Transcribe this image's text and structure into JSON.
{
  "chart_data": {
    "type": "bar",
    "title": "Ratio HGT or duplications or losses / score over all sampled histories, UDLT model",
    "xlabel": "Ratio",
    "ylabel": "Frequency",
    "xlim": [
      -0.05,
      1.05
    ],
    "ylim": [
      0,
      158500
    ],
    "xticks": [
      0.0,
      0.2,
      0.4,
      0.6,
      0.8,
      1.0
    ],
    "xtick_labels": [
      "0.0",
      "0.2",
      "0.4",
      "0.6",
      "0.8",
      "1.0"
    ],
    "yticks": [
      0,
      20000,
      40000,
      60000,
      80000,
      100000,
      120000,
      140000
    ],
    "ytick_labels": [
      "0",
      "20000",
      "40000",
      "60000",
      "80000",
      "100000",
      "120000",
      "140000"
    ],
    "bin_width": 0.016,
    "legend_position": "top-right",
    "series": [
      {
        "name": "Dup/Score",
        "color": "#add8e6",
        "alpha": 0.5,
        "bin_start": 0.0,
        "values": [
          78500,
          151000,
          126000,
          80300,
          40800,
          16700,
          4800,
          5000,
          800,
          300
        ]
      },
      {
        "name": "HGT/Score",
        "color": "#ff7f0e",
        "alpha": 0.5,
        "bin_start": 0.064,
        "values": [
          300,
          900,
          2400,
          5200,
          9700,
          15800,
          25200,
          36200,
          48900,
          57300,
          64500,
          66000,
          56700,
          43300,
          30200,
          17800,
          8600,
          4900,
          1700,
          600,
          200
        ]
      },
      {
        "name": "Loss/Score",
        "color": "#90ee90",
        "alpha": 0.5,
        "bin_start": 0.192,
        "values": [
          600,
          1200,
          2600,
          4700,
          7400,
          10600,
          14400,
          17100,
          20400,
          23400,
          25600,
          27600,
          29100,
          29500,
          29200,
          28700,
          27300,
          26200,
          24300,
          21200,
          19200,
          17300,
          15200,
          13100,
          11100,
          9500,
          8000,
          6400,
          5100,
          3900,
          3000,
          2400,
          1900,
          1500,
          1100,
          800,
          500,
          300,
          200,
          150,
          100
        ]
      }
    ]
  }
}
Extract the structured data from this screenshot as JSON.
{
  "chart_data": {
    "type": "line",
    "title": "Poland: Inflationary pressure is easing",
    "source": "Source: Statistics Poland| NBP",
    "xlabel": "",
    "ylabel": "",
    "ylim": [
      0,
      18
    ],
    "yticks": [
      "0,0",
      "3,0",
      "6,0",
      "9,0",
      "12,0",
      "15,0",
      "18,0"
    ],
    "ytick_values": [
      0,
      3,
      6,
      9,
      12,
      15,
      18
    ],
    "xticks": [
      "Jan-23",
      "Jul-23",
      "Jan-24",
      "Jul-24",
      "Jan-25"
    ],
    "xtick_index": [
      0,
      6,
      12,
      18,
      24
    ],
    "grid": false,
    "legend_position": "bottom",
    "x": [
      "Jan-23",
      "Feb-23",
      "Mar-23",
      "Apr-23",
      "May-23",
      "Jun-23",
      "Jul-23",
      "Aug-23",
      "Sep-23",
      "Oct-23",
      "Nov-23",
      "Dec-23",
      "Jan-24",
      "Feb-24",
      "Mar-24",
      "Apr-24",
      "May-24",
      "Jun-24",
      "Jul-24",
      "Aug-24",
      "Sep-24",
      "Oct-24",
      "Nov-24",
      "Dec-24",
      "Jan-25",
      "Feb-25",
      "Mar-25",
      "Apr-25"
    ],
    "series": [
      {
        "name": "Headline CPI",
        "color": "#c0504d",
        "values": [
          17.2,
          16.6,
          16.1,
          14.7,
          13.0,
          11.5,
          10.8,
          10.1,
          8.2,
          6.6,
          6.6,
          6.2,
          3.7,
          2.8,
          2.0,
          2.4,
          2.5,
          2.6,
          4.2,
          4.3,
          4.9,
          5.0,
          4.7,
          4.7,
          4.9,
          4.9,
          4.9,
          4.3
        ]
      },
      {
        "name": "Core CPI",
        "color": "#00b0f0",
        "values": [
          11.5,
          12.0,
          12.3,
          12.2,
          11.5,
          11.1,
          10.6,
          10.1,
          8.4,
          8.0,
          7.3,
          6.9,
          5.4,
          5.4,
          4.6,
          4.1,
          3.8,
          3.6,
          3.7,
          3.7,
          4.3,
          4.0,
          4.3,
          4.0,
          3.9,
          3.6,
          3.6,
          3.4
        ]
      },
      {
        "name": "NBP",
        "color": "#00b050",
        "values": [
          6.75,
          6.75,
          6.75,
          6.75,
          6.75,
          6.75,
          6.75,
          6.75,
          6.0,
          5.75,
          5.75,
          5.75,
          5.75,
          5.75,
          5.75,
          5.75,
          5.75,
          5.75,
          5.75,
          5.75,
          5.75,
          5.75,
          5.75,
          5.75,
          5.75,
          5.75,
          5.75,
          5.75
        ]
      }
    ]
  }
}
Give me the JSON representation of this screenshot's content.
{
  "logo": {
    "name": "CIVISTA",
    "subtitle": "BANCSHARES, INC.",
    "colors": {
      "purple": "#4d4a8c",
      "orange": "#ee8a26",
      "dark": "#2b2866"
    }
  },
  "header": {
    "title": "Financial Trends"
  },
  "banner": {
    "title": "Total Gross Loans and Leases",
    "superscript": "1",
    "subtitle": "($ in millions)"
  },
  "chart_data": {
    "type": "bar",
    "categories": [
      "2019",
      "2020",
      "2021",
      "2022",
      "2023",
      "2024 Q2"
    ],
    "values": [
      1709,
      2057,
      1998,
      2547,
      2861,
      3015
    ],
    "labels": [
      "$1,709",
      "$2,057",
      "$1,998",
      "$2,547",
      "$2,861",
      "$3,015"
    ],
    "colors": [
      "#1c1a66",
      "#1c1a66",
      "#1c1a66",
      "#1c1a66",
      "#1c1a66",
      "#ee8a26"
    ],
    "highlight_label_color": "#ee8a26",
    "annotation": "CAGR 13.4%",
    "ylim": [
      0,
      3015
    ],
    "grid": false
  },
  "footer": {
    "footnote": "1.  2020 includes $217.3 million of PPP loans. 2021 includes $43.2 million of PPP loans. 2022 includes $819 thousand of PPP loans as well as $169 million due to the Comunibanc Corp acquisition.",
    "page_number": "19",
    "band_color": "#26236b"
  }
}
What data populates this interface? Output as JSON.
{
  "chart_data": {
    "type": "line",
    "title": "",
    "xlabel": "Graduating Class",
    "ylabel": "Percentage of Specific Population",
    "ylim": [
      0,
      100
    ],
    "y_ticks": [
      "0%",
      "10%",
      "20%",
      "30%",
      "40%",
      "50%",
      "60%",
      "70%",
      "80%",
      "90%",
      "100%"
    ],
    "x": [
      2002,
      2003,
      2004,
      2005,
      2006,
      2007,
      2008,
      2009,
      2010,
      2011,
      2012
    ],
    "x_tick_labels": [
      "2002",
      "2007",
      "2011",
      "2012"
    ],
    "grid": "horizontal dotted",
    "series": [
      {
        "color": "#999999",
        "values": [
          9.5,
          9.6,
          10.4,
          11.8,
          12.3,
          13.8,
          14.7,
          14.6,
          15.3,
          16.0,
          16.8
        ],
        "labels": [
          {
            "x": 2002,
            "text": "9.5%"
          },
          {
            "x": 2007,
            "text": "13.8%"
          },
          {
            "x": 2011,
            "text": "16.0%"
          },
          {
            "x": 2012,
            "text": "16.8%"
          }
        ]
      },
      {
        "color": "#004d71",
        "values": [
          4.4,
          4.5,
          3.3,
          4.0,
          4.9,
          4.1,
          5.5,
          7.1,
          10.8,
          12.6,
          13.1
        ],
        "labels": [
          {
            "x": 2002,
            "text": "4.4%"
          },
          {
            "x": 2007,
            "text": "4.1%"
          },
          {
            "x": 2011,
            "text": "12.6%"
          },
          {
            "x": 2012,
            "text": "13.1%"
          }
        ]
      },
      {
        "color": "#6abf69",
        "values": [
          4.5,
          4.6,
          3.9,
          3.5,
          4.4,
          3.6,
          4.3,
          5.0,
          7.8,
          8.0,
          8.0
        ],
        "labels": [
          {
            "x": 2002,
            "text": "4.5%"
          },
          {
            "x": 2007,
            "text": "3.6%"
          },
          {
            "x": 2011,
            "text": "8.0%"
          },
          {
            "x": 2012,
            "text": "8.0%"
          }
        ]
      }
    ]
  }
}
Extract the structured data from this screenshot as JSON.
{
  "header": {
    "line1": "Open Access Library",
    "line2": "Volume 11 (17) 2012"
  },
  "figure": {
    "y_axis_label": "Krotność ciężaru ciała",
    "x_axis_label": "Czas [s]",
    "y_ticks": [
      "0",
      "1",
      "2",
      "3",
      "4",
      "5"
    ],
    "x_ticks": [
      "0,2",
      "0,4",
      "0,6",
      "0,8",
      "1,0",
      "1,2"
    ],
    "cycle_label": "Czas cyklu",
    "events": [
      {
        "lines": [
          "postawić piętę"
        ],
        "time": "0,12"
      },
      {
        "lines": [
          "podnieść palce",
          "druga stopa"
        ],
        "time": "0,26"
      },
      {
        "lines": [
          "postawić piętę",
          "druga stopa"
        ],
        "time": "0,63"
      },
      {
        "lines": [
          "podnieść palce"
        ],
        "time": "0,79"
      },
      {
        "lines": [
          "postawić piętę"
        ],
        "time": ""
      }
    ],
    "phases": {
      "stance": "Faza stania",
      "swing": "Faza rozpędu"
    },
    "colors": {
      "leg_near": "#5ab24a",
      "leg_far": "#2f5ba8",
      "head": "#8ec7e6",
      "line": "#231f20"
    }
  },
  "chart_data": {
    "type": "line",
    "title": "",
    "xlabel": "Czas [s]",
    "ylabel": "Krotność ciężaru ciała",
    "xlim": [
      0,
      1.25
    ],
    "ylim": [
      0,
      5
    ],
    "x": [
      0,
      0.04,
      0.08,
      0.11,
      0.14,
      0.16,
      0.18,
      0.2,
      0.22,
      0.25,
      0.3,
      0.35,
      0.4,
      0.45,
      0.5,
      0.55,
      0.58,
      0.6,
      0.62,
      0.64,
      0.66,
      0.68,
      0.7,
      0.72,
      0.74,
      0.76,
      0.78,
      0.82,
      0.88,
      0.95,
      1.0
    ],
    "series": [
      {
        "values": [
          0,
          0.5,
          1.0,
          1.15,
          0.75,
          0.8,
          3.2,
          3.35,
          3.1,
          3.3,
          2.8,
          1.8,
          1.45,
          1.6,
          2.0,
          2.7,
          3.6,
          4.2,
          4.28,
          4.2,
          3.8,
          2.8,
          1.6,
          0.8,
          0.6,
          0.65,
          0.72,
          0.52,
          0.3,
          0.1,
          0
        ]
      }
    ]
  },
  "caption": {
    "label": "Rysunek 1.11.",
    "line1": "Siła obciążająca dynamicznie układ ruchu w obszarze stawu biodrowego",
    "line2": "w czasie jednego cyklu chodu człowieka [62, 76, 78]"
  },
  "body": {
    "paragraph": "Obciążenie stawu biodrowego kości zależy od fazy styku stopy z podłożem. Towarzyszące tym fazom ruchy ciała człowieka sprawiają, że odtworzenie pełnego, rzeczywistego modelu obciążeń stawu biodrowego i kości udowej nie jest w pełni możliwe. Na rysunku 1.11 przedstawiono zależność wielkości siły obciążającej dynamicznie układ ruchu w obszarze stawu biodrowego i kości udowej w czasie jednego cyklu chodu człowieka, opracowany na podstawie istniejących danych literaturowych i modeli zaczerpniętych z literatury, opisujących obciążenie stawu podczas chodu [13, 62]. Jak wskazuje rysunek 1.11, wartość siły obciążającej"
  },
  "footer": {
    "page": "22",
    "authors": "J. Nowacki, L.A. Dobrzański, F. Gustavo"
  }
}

§ WHAT IS BEING ASKED: Locate the word "chodu" in the data above. Copy every line carrying it.

§ RESPONSE TO THE EXERCISE:
    "line2": "w czasie jednego cyklu chodu człowieka [62, 76, 78]"
    "paragraph": "Obciążenie stawu biodrowego kości zależy od fazy styku stopy z podłożem. Towarzyszące tym fazom ruchy ciała człowieka sprawiają, że odtworzenie pełnego, rzeczywistego modelu obciążeń stawu biodrowego i kości udowej nie jest w pełni możliwe. Na rysunku 1.11 przedstawiono zależność wielkości siły obciążającej dynamicznie układ ruchu w obszarze stawu biodrowego i kości udowej w czasie jednego cyklu chodu człowieka, opracowany na podstawie istniejących danych literaturowych i modeli zaczerpniętych z literatury, opisujących obciążenie stawu podczas chodu [13, 62]. Jak wskazuje rysunek 1.11, wartość siły obciążającej"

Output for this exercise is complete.